▶ _Exercise A_: Write out the portion of the email thread about the 100 IOPS limit that begins with the words containing "Re: Investigating my" and ends with "command and output?".
▶ _Exercise B_: In the email thread about the 100 IOPS limit, how many IOPS did the fio test report for random synchronous 4k writes at iodepth=32?

▶ _Text segment_:
==================================================
Re: Investigating my 100 IOPS limit

Jan Schermer <jan@xxxxxxxxxxx> · Thu, 9 Jul 2015 17:24:12 +0200

Those are very strange numbers. Is the “60” figure right?

Can you paste the full fio command and output?
Thanks

Jan

> On 09 Jul 2015, at 15:58, Alexandre DERUMIER <aderumier@xxxxxxxxx> wrote:
> 
> I just tried on an intel s3700, on top of xfs
> 
> fio , with 
> - sequential syncronous 4k write iodepth=1  : 60 iops
> - sequential syncronous 4k write iodepth=32 : 2000 iops
> - random syncronous 4k write, iodepth=1 : 8000iops
> - random syncronous 4k write iodepth=32 : 18000 iops
> 
> 
> 
> ----- Mail original -----
> De: "aderumier" <aderumier@xxxxxxxxx>
> À: "Jan Schermer" <jan@xxxxxxxxxxx>
> Cc: "ceph-users" <ceph-users@xxxxxxxxxxxxxx>
> Envoyé: Jeudi 9 Juillet 2015 15:50:35
> Objet: Re:  Investigating my 100 IOPS limit
> 
>>> Any ideas where to look? I was hoping blktrace would show what exactly is going on, but it just shows a synchronous write -> (10ms) -> completed 
> 
> which size is the write in this case ? 4K ? or more ?
==================================================
▶ _Material provided_:
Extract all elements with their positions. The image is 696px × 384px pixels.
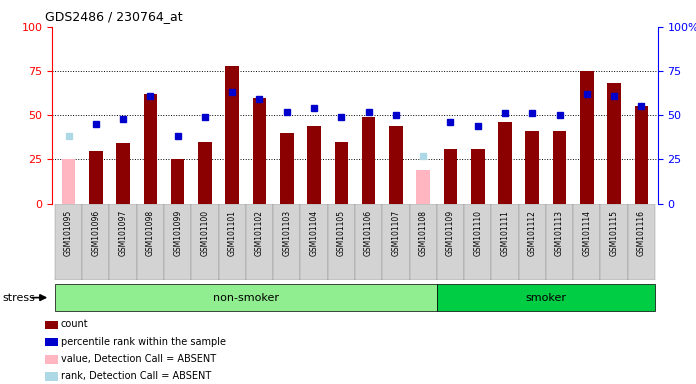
==================================================
▶ _Solution A_:
Re: Investigating my 100 IOPS limit

Jan Schermer <jan@xxxxxxxxxxx> · Thu, 9 Jul 2015 17:24:12 +0200

Those are very strange numbers. Is the “60” figure right?

Can you paste the full fio command and output?

▶ _Solution B_: 18000 IOPS